%%

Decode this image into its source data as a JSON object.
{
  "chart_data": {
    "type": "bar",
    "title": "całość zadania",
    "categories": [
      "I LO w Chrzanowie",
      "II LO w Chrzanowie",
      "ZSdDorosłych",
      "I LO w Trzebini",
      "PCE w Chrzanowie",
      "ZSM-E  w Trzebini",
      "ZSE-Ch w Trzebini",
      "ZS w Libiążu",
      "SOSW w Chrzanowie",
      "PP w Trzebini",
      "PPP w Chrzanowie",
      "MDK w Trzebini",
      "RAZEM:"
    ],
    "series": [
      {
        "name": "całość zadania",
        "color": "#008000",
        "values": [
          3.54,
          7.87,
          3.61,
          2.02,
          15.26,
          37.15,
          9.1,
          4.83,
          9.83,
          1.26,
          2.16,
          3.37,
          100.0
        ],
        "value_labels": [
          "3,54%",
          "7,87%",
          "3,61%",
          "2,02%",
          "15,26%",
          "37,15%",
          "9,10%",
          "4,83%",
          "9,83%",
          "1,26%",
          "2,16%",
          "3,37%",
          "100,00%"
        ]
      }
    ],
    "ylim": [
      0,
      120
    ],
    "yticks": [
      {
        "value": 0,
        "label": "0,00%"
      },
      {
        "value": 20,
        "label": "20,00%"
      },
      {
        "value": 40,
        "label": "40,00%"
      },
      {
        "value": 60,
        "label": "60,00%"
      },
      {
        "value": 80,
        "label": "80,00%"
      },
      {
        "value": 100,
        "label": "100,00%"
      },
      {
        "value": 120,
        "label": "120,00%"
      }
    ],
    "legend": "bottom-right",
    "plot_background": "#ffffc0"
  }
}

%%

THE REQUEST: Wherever "zadania" shows up in a line, copy that line.

SOLVED PROBLEM:
    "title": "całość zadania",
        "name": "całość zadania",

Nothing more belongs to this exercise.